▶ LISTED RECORDS
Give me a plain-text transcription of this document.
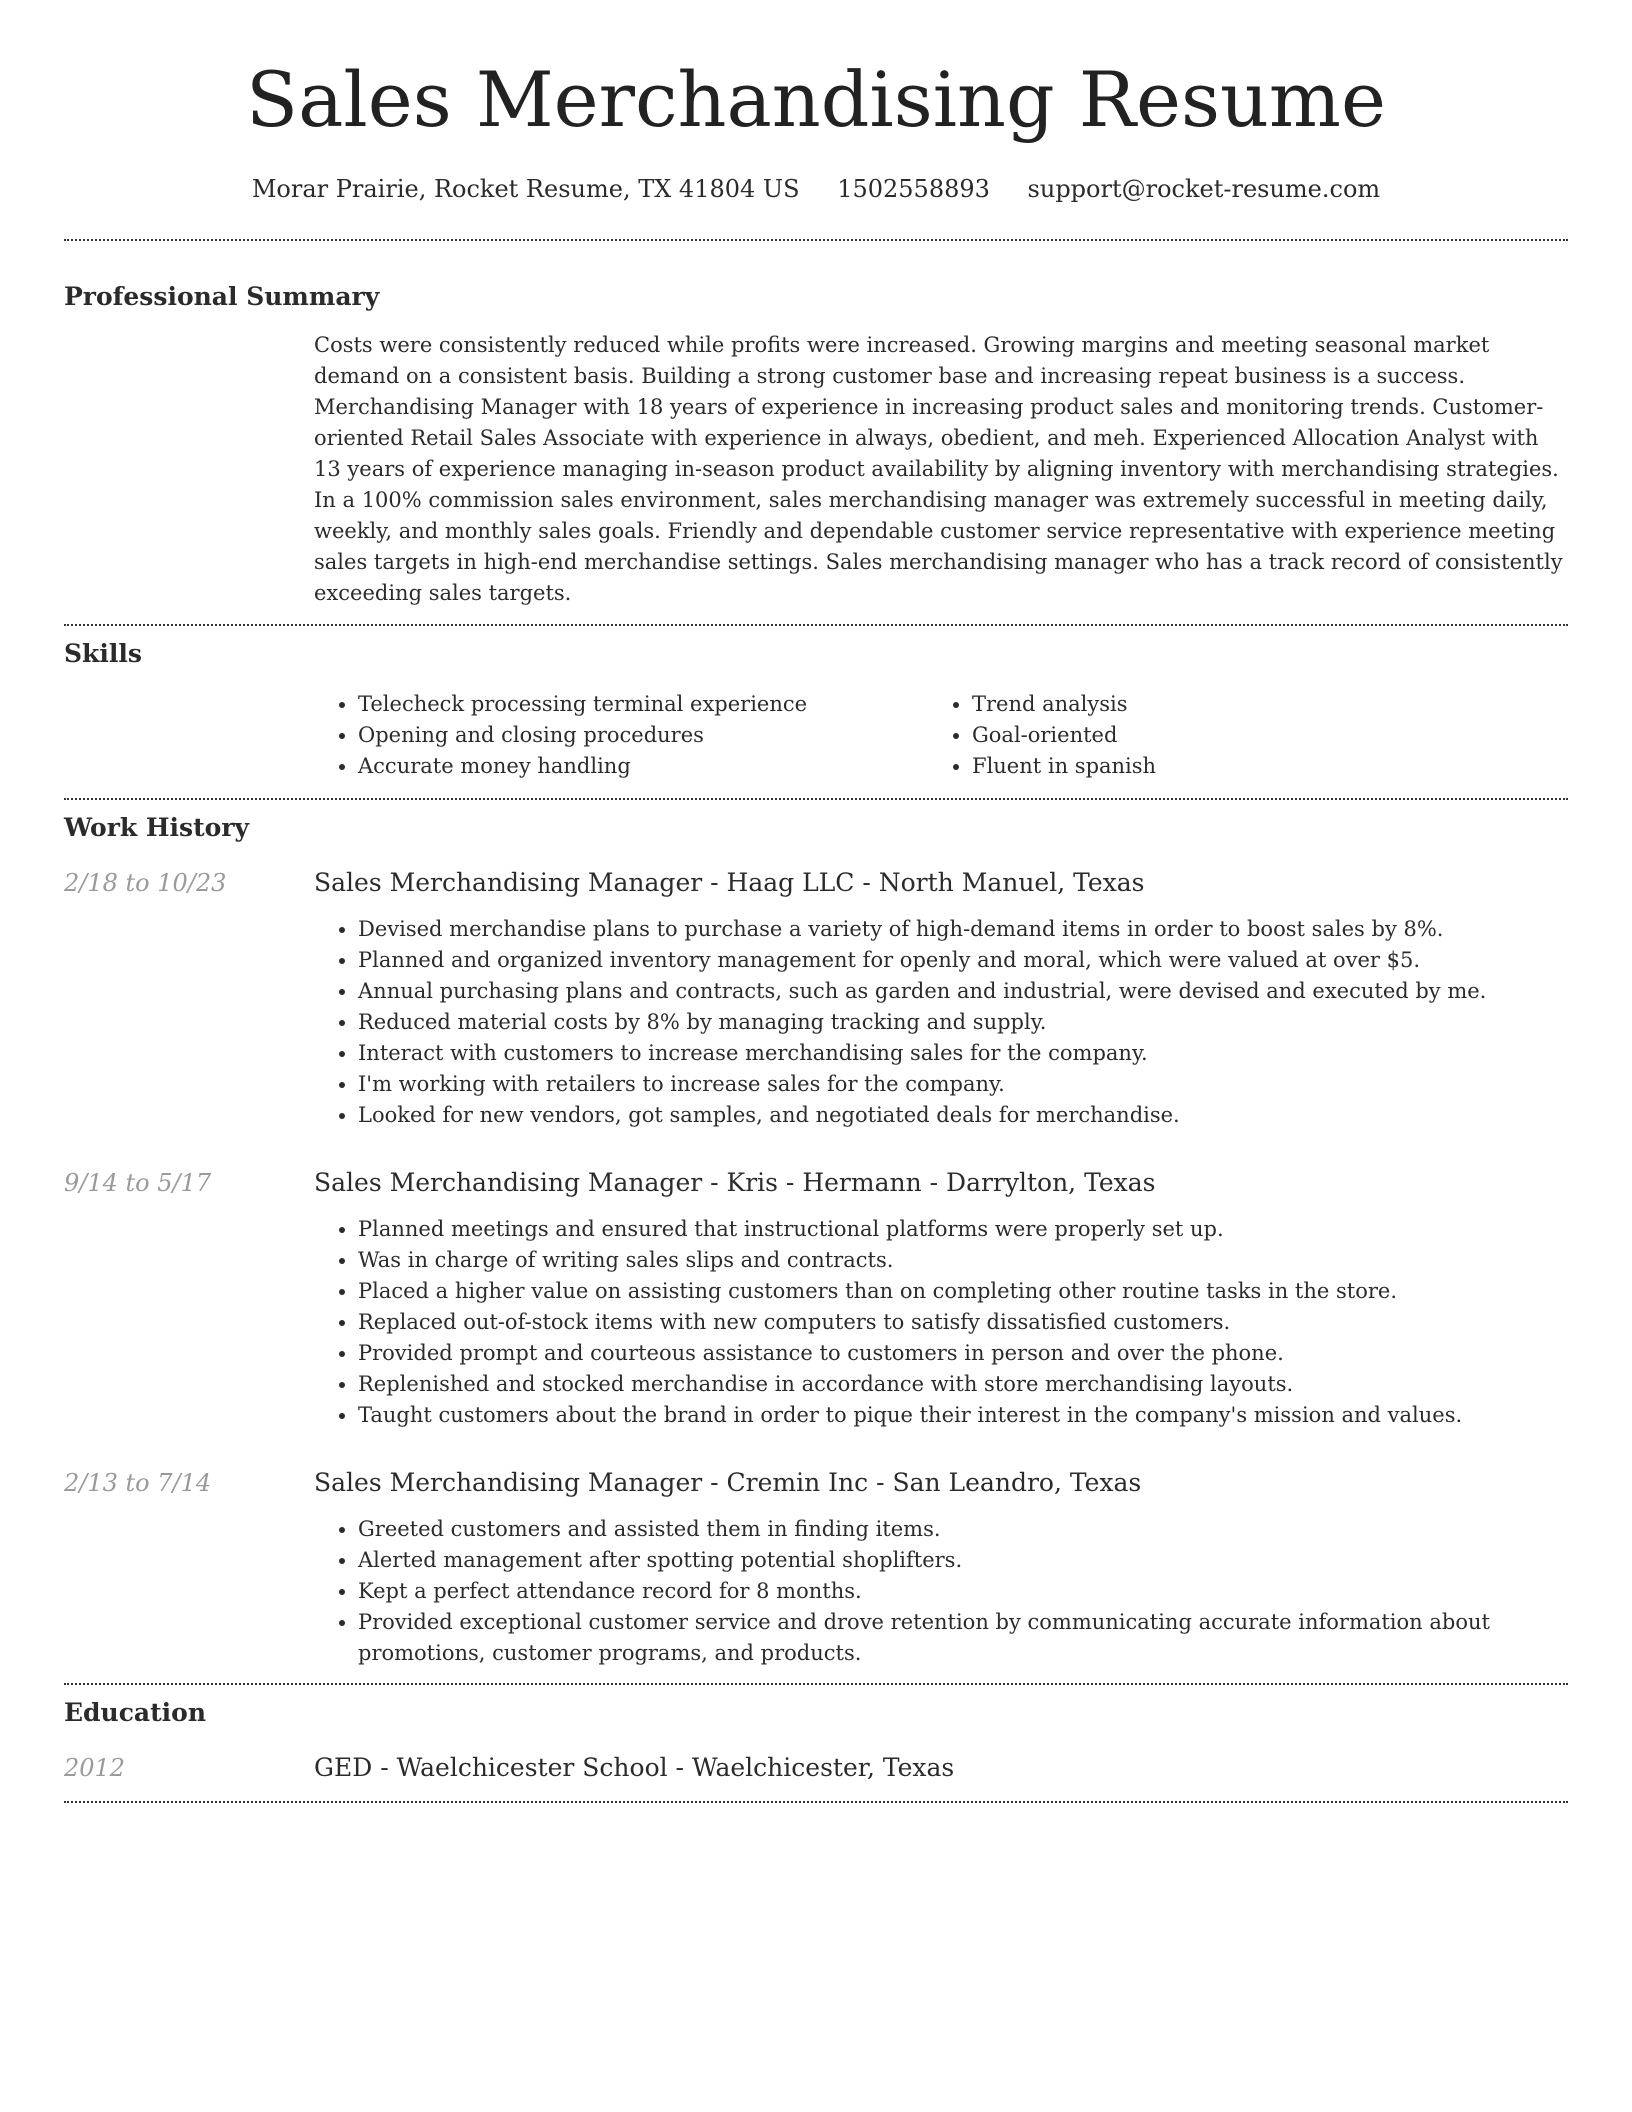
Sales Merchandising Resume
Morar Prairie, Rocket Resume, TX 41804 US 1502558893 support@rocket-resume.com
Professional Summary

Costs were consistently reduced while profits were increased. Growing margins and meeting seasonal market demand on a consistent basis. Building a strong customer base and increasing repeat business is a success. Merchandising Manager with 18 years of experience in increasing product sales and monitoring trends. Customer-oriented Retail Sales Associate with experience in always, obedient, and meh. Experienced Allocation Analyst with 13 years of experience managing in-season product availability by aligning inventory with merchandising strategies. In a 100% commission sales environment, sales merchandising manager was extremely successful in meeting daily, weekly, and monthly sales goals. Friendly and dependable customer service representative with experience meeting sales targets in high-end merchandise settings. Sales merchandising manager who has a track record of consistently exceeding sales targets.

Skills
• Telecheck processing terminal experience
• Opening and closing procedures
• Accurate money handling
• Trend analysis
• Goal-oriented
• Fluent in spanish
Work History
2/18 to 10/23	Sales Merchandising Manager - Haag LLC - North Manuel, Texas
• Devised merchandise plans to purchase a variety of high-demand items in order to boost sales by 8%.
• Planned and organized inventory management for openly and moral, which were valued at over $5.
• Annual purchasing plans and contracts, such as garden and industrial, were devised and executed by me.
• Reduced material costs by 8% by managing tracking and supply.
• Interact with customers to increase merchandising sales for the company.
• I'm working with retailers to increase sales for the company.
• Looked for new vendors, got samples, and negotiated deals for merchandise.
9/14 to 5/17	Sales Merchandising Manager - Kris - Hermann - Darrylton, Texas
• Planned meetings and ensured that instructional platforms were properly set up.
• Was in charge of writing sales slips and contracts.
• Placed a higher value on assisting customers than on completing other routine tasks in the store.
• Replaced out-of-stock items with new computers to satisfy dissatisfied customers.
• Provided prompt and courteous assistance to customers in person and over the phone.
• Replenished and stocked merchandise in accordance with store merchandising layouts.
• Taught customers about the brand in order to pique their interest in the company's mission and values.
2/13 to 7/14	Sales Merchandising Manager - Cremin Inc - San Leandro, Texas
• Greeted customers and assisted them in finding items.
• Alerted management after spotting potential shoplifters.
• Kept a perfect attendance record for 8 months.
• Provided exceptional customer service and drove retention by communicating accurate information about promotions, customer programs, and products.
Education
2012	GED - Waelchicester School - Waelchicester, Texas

▶ PROBLEM STATEMENT
Repeat each line of the records above exactly, but do not copy the pictures.

▶ TASK OUTPUT
Give me a plain-text transcription of this document.
Sales Merchandising Resume
Morar Prairie, Rocket Resume, TX 41804 US 1502558893 support@rocket-resume.com
Professional Summary

Costs were consistently reduced while profits were increased. Growing margins and meeting seasonal market demand on a consistent basis. Building a strong customer base and increasing repeat business is a success. Merchandising Manager with 18 years of experience in increasing product sales and monitoring trends. Customer-oriented Retail Sales Associate with experience in always, obedient, and meh. Experienced Allocation Analyst with 13 years of experience managing in-season product availability by aligning inventory with merchandising strategies. In a 100% commission sales environment, sales merchandising manager was extremely successful in meeting daily, weekly, and monthly sales goals. Friendly and dependable customer service representative with experience meeting sales targets in high-end merchandise settings. Sales merchandising manager who has a track record of consistently exceeding sales targets.

Skills
• Telecheck processing terminal experience
• Opening and closing procedures
• Accurate money handling
• Trend analysis
• Goal-oriented
• Fluent in spanish
Work History
2/18 to 10/23	Sales Merchandising Manager - Haag LLC - North Manuel, Texas
• Devised merchandise plans to purchase a variety of high-demand items in order to boost sales by 8%.
• Planned and organized inventory management for openly and moral, which were valued at over $5.
• Annual purchasing plans and contracts, such as garden and industrial, were devised and executed by me.
• Reduced material costs by 8% by managing tracking and supply.
• Interact with customers to increase merchandising sales for the company.
• I'm working with retailers to increase sales for the company.
• Looked for new vendors, got samples, and negotiated deals for merchandise.
9/14 to 5/17	Sales Merchandising Manager - Kris - Hermann - Darrylton, Texas
• Planned meetings and ensured that instructional platforms were properly set up.
• Was in charge of writing sales slips and contracts.
• Placed a higher value on assisting customers than on completing other routine tasks in the store.
• Replaced out-of-stock items with new computers to satisfy dissatisfied customers.
• Provided prompt and courteous assistance to customers in person and over the phone.
• Replenished and stocked merchandise in accordance with store merchandising layouts.
• Taught customers about the brand in order to pique their interest in the company's mission and values.
2/13 to 7/14	Sales Merchandising Manager - Cremin Inc - San Leandro, Texas
• Greeted customers and assisted them in finding items.
• Alerted management after spotting potential shoplifters.
• Kept a perfect attendance record for 8 months.
• Provided exceptional customer service and drove retention by communicating accurate information about promotions, customer programs, and products.
Education
2012	GED - Waelchicester School - Waelchicester, Texas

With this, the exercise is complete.